## BEGIN
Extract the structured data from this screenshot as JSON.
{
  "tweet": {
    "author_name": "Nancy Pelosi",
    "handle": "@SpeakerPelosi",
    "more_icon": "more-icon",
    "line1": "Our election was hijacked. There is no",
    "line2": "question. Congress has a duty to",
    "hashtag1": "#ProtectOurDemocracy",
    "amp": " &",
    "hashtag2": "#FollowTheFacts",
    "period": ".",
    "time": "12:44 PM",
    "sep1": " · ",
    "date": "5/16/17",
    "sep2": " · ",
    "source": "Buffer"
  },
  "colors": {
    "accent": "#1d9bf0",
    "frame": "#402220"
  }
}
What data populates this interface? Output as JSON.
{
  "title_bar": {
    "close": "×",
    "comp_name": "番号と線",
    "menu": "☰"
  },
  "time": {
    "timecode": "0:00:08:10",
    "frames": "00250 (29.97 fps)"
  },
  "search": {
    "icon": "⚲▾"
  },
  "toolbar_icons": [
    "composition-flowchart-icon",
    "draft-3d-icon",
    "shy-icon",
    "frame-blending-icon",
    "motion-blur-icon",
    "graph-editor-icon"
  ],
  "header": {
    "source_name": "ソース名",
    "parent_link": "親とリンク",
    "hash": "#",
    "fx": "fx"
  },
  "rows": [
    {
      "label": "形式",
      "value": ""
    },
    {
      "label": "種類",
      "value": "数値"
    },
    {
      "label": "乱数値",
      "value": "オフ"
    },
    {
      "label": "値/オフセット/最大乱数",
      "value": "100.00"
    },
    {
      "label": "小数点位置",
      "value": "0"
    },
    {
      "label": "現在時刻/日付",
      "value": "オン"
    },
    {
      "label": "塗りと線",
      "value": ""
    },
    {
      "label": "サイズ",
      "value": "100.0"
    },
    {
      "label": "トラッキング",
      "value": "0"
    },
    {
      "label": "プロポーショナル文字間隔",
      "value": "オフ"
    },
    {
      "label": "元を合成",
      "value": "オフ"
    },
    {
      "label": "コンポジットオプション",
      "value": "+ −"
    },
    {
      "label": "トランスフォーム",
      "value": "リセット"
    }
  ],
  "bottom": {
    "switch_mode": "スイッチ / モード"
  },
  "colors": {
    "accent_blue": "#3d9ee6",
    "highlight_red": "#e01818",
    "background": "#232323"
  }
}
## END
■ **What you will do**
Repeat all the entries exactly as given.

■ **Complete response**
Extract the structured data from this screenshot as JSON.
{
  "tweet": {
    "author_name": "Nancy Pelosi",
    "handle": "@SpeakerPelosi",
    "more_icon": "more-icon",
    "line1": "Our election was hijacked. There is no",
    "line2": "question. Congress has a duty to",
    "hashtag1": "#ProtectOurDemocracy",
    "amp": " &",
    "hashtag2": "#FollowTheFacts",
    "period": ".",
    "time": "12:44 PM",
    "sep1": " · ",
    "date": "5/16/17",
    "sep2": " · ",
    "source": "Buffer"
  },
  "colors": {
    "accent": "#1d9bf0",
    "frame": "#402220"
  }
}
What data populates this interface? Output as JSON.
{
  "title_bar": {
    "close": "×",
    "comp_name": "番号と線",
    "menu": "☰"
  },
  "time": {
    "timecode": "0:00:08:10",
    "frames": "00250 (29.97 fps)"
  },
  "search": {
    "icon": "⚲▾"
  },
  "toolbar_icons": [
    "composition-flowchart-icon",
    "draft-3d-icon",
    "shy-icon",
    "frame-blending-icon",
    "motion-blur-icon",
    "graph-editor-icon"
  ],
  "header": {
    "source_name": "ソース名",
    "parent_link": "親とリンク",
    "hash": "#",
    "fx": "fx"
  },
  "rows": [
    {
      "label": "形式",
      "value": ""
    },
    {
      "label": "種類",
      "value": "数値"
    },
    {
      "label": "乱数値",
      "value": "オフ"
    },
    {
      "label": "値/オフセット/最大乱数",
      "value": "100.00"
    },
    {
      "label": "小数点位置",
      "value": "0"
    },
    {
      "label": "現在時刻/日付",
      "value": "オン"
    },
    {
      "label": "塗りと線",
      "value": ""
    },
    {
      "label": "サイズ",
      "value": "100.0"
    },
    {
      "label": "トラッキング",
      "value": "0"
    },
    {
      "label": "プロポーショナル文字間隔",
      "value": "オフ"
    },
    {
      "label": "元を合成",
      "value": "オフ"
    },
    {
      "label": "コンポジットオプション",
      "value": "+ −"
    },
    {
      "label": "トランスフォーム",
      "value": "リセット"
    }
  ],
  "bottom": {
    "switch_mode": "スイッチ / モード"
  },
  "colors": {
    "accent_blue": "#3d9ee6",
    "highlight_red": "#e01818",
    "background": "#232323"
  }
}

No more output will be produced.